* start SUPPLIED INFORMATION *

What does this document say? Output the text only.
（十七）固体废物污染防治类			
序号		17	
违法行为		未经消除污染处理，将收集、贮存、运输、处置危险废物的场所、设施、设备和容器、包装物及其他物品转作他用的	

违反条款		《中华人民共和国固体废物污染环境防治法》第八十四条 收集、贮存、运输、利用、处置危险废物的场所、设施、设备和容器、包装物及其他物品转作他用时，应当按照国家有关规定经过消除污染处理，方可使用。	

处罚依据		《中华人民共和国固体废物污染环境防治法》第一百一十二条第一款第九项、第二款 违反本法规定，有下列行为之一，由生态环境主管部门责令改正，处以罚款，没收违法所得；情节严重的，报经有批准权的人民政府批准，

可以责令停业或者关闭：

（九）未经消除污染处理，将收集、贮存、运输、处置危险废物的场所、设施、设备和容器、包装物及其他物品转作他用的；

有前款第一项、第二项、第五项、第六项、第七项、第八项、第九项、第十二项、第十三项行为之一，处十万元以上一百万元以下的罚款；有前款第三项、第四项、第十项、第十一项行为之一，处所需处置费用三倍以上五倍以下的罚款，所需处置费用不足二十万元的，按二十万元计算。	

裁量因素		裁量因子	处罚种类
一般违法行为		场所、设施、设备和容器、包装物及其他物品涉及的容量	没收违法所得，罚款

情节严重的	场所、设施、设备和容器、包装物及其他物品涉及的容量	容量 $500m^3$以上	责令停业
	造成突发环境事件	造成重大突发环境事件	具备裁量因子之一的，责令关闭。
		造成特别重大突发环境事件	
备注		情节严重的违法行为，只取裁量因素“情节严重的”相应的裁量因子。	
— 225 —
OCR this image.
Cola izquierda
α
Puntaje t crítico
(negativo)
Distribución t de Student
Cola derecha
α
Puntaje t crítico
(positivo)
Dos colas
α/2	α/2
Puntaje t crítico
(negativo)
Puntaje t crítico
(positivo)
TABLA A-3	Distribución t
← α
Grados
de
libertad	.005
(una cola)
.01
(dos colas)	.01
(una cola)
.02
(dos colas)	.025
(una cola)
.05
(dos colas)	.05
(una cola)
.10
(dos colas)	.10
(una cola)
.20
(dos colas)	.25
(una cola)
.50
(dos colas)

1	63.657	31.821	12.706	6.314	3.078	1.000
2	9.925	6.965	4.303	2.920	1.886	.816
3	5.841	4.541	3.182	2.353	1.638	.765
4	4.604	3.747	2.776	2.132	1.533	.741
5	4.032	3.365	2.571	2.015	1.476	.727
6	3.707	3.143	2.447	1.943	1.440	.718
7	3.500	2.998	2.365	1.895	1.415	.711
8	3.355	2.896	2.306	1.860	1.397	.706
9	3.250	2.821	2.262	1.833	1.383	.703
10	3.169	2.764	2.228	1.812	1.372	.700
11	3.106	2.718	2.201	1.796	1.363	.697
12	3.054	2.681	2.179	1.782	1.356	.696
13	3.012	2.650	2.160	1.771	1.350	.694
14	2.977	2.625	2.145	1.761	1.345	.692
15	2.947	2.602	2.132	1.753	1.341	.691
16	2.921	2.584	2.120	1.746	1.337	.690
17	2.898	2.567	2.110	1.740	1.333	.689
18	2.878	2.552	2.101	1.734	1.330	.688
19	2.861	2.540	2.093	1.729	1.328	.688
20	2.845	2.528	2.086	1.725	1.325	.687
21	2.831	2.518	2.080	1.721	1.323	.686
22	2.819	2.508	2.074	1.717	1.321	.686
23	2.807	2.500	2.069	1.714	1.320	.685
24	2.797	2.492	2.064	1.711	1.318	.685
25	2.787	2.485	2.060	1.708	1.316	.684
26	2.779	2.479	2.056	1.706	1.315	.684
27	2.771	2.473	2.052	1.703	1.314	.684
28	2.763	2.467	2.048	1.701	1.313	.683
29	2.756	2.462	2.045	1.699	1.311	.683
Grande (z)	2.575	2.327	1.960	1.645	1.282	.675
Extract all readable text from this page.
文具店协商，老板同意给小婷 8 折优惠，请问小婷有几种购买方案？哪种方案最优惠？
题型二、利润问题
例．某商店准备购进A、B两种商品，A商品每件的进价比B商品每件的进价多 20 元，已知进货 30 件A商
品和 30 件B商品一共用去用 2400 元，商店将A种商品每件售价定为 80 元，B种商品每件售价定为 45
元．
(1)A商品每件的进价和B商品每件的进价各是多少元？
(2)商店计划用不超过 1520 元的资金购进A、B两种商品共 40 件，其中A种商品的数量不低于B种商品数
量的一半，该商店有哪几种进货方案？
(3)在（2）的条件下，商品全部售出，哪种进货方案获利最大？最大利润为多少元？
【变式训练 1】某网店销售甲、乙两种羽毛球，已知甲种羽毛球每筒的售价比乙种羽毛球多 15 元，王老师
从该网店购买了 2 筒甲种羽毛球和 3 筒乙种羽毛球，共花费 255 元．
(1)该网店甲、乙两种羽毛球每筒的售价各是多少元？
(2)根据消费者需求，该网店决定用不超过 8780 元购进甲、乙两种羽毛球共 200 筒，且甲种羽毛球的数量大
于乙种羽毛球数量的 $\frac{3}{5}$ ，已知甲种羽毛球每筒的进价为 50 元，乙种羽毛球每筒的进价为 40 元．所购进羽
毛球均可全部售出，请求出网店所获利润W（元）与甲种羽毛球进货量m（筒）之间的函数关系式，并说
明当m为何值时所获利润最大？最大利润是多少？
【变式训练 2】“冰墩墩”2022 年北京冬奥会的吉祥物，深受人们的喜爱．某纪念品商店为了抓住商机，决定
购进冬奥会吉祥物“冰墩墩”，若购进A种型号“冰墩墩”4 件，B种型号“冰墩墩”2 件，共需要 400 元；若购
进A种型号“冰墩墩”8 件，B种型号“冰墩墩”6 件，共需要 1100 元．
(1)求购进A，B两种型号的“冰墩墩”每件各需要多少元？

* end SUPPLIED INFORMATION *

■ **TASK DIRECTIONS**: From the entries above, copy every line that holds the word "B种型号".

■ **RESULT BELOW**:
购进冬奥会吉祥物“冰墩墩”，若购进A种型号“冰墩墩”4 件，B种型号“冰墩墩”2 件，共需要 400 元；若购
进A种型号“冰墩墩”8 件，B种型号“冰墩墩”6 件，共需要 1100 元．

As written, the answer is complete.